----- RECORDS FOR THE TASK

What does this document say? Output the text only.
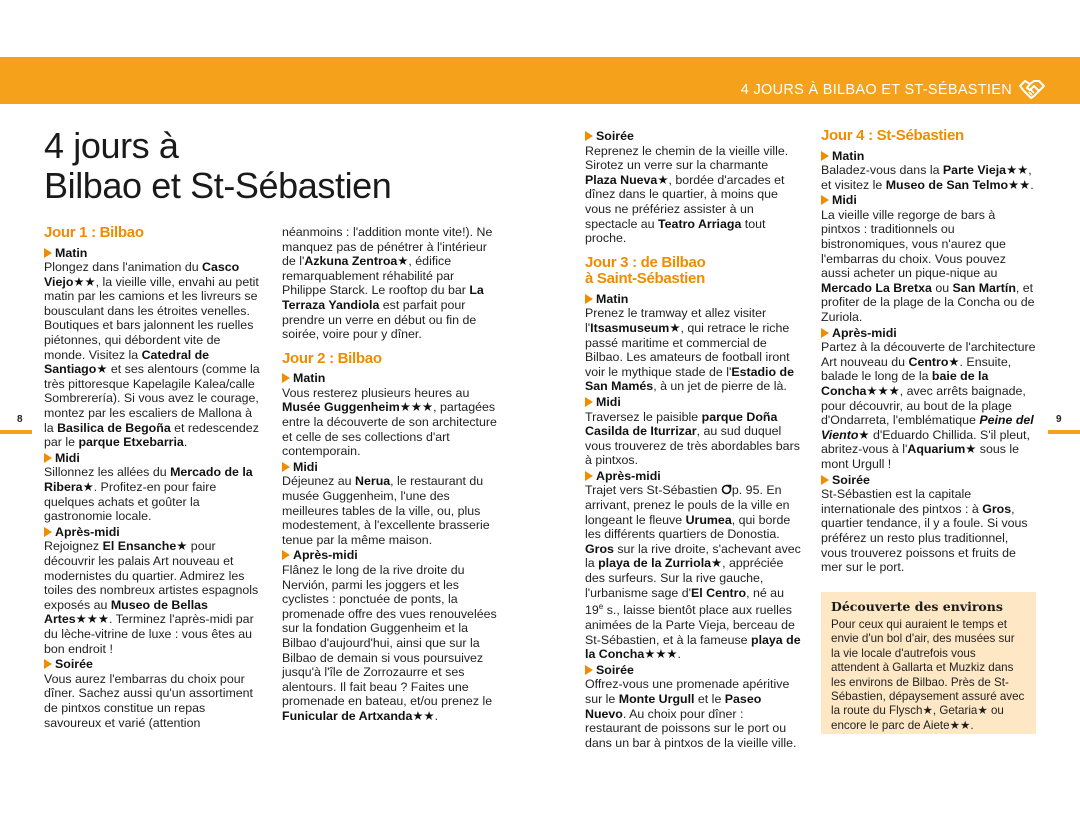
4 JOURS À BILBAO ET ST-SÉBASTIEN
8	9
4 jours à
Bilbao et St-Sébastien
Jour 1 : Bilbao
Matin

Plongez dans l'animation du Casco Viejo★★, la vieille ville, envahi au petit matin par les camions et les livreurs se bousculant dans les étroites venelles. Boutiques et bars jalonnent les ruelles piétonnes, qui débordent vite de monde. Visitez la Catedral de Santiago★ et ses alentours (comme la très pittoresque Kapelagile Kalea/calle Sombrerería). Si vous avez le courage, montez par les escaliers de Mallona à la Basilica de Begoña et redescendez par le parque Etxebarria.

Midi

Sillonnez les allées du Mercado de la Ribera★. Profitez-en pour faire quelques achats et goûter la gastronomie locale.

Après-midi

Rejoignez El Ensanche★ pour découvrir les palais Art nouveau et modernistes du quartier. Admirez les toiles des nombreux artistes espagnols exposés au Museo de Bellas Artes★★★. Terminez l'après-midi par du lèche-vitrine de luxe : vous êtes au bon endroit !

Soirée

Vous aurez l'embarras du choix pour dîner. Sachez aussi qu'un assortiment de pintxos constitue un repas savoureux et varié (attention

néanmoins : l'addition monte vite!). Ne manquez pas de pénétrer à l'intérieur de l'Azkuna Zentroa★, édifice remarquablement réhabilité par Philippe Starck. Le rooftop du bar La Terraza Yandiola est parfait pour prendre un verre en début ou fin de soirée, voire pour y dîner.

Jour 2 : Bilbao
Matin

Vous resterez plusieurs heures au Musée Guggenheim★★★, partagées entre la découverte de son architecture et celle de ses collections d'art contemporain.

Midi

Déjeunez au Nerua, le restaurant du musée Guggenheim, l'une des meilleures tables de la ville, ou, plus modestement, à l'excellente brasserie tenue par la même maison.

Après-midi

Flânez le long de la rive droite du Nervión, parmi les joggers et les cyclistes : ponctuée de ponts, la promenade offre des vues renouvelées sur la fondation Guggenheim et la Bilbao d'aujourd'hui, ainsi que sur la Bilbao de demain si vous poursuivez jusqu'à l'île de Zorrozaurre et ses alentours. Il fait beau ? Faites une promenade en bateau, et/ou prenez le Funicular de Artxanda★★.

Soirée

Reprenez le chemin de la vieille ville. Sirotez un verre sur la charmante Plaza Nueva★, bordée d'arcades et dînez dans le quartier, à moins que vous ne préfériez assister à un spectacle au Teatro Arriaga tout proche.

Jour 3 : de Bilbao
à Saint-Sébastien
Matin

Prenez le tramway et allez visiter l'Itsasmuseum★, qui retrace le riche passé maritime et commercial de Bilbao. Les amateurs de football iront voir le mythique stade de l'Estadio de San Mamés, à un jet de pierre de là.

Midi

Traversez le paisible parque Doña Casilda de Iturrizar, au sud duquel vous trouverez de très abordables bars à pintxos.

Après-midi

Trajet vers St-Sébastien p. 95. En arrivant, prenez le pouls de la ville en longeant le fleuve Urumea, qui borde les différents quartiers de Donostia. Gros sur la rive droite, s'achevant avec la playa de la Zurriola★, appréciée des surfeurs. Sur la rive gauche, l'urbanisme sage d'El Centro, né au 19e s., laisse bientôt place aux ruelles animées de la Parte Vieja, berceau de St-Sébastien, et à la fameuse playa de la Concha★★★.

Soirée

Offrez-vous une promenade apéritive sur le Monte Urgull et le Paseo Nuevo. Au choix pour dîner : restaurant de poissons sur le port ou dans un bar à pintxos de la vieille ville.

Jour 4 : St-Sébastien
Matin

Baladez-vous dans la Parte Vieja★★, et visitez le Museo de San Telmo★★.

Midi

La vieille ville regorge de bars à pintxos : traditionnels ou bistronomiques, vous n'aurez que l'embarras du choix. Vous pouvez aussi acheter un pique-nique au Mercado La Bretxa ou San Martín, et profiter de la plage de la Concha ou de Zuriola.

Après-midi

Partez à la découverte de l'architecture Art nouveau du Centro★. Ensuite, balade le long de la baie de la Concha★★★, avec arrêts baignade, pour découvrir, au bout de la plage d'Ondarreta, l'emblématique Peine del Viento★ d'Eduardo Chillida. S'il pleut, abritez-vous à l'Aquarium★ sous le mont Urgull !

Soirée

St-Sébastien est la capitale internationale des pintxos : à Gros, quartier tendance, il y a foule. Si vous préférez un resto plus traditionnel, vous trouverez poissons et fruits de mer sur le port.

Découverte des environs

Pour ceux qui auraient le temps et envie d'un bol d'air, des musées sur la vie locale d'autrefois vous attendent à Gallarta et Muzkiz dans les environs de Bilbao. Près de St-Sébastien, dépaysement assuré avec la route du Flysch★, Getaria★ ou encore le parc de Aiete★★.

----------

• **DO THIS**: Repeat the data exactly, without the pictures.

• **RESPONSE TO THIS EXERCISE**:
What does this document say? Output the text only.
4 JOURS À BILBAO ET ST-SÉBASTIEN
8	9
4 jours à
Bilbao et St-Sébastien
Jour 1 : Bilbao
Matin

Plongez dans l'animation du Casco Viejo★★, la vieille ville, envahi au petit matin par les camions et les livreurs se bousculant dans les étroites venelles. Boutiques et bars jalonnent les ruelles piétonnes, qui débordent vite de monde. Visitez la Catedral de Santiago★ et ses alentours (comme la très pittoresque Kapelagile Kalea/calle Sombrerería). Si vous avez le courage, montez par les escaliers de Mallona à la Basilica de Begoña et redescendez par le parque Etxebarria.

Midi

Sillonnez les allées du Mercado de la Ribera★. Profitez-en pour faire quelques achats et goûter la gastronomie locale.

Après-midi

Rejoignez El Ensanche★ pour découvrir les palais Art nouveau et modernistes du quartier. Admirez les toiles des nombreux artistes espagnols exposés au Museo de Bellas Artes★★★. Terminez l'après-midi par du lèche-vitrine de luxe : vous êtes au bon endroit !

Soirée

Vous aurez l'embarras du choix pour dîner. Sachez aussi qu'un assortiment de pintxos constitue un repas savoureux et varié (attention

néanmoins : l'addition monte vite!). Ne manquez pas de pénétrer à l'intérieur de l'Azkuna Zentroa★, édifice remarquablement réhabilité par Philippe Starck. Le rooftop du bar La Terraza Yandiola est parfait pour prendre un verre en début ou fin de soirée, voire pour y dîner.

Jour 2 : Bilbao
Matin

Vous resterez plusieurs heures au Musée Guggenheim★★★, partagées entre la découverte de son architecture et celle de ses collections d'art contemporain.

Midi

Déjeunez au Nerua, le restaurant du musée Guggenheim, l'une des meilleures tables de la ville, ou, plus modestement, à l'excellente brasserie tenue par la même maison.

Après-midi

Flânez le long de la rive droite du Nervión, parmi les joggers et les cyclistes : ponctuée de ponts, la promenade offre des vues renouvelées sur la fondation Guggenheim et la Bilbao d'aujourd'hui, ainsi que sur la Bilbao de demain si vous poursuivez jusqu'à l'île de Zorrozaurre et ses alentours. Il fait beau ? Faites une promenade en bateau, et/ou prenez le Funicular de Artxanda★★.

Soirée

Reprenez le chemin de la vieille ville. Sirotez un verre sur la charmante Plaza Nueva★, bordée d'arcades et dînez dans le quartier, à moins que vous ne préfériez assister à un spectacle au Teatro Arriaga tout proche.

Jour 3 : de Bilbao
à Saint-Sébastien
Matin

Prenez le tramway et allez visiter l'Itsasmuseum★, qui retrace le riche passé maritime et commercial de Bilbao. Les amateurs de football iront voir le mythique stade de l'Estadio de San Mamés, à un jet de pierre de là.

Midi

Traversez le paisible parque Doña Casilda de Iturrizar, au sud duquel vous trouverez de très abordables bars à pintxos.

Après-midi

Trajet vers St-Sébastien p. 95. En arrivant, prenez le pouls de la ville en longeant le fleuve Urumea, qui borde les différents quartiers de Donostia. Gros sur la rive droite, s'achevant avec la playa de la Zurriola★, appréciée des surfeurs. Sur la rive gauche, l'urbanisme sage d'El Centro, né au 19e s., laisse bientôt place aux ruelles animées de la Parte Vieja, berceau de St-Sébastien, et à la fameuse playa de la Concha★★★.

Soirée

Offrez-vous une promenade apéritive sur le Monte Urgull et le Paseo Nuevo. Au choix pour dîner : restaurant de poissons sur le port ou dans un bar à pintxos de la vieille ville.

Jour 4 : St-Sébastien
Matin

Baladez-vous dans la Parte Vieja★★, et visitez le Museo de San Telmo★★.

Midi

La vieille ville regorge de bars à pintxos : traditionnels ou bistronomiques, vous n'aurez que l'embarras du choix. Vous pouvez aussi acheter un pique-nique au Mercado La Bretxa ou San Martín, et profiter de la plage de la Concha ou de Zuriola.

Après-midi

Partez à la découverte de l'architecture Art nouveau du Centro★. Ensuite, balade le long de la baie de la Concha★★★, avec arrêts baignade, pour découvrir, au bout de la plage d'Ondarreta, l'emblématique Peine del Viento★ d'Eduardo Chillida. S'il pleut, abritez-vous à l'Aquarium★ sous le mont Urgull !

Soirée

St-Sébastien est la capitale internationale des pintxos : à Gros, quartier tendance, il y a foule. Si vous préférez un resto plus traditionnel, vous trouverez poissons et fruits de mer sur le port.

Découverte des environs

Pour ceux qui auraient le temps et envie d'un bol d'air, des musées sur la vie locale d'autrefois vous attendent à Gallarta et Muzkiz dans les environs de Bilbao. Près de St-Sébastien, dépaysement assuré avec la route du Flysch★, Getaria★ ou encore le parc de Aiete★★.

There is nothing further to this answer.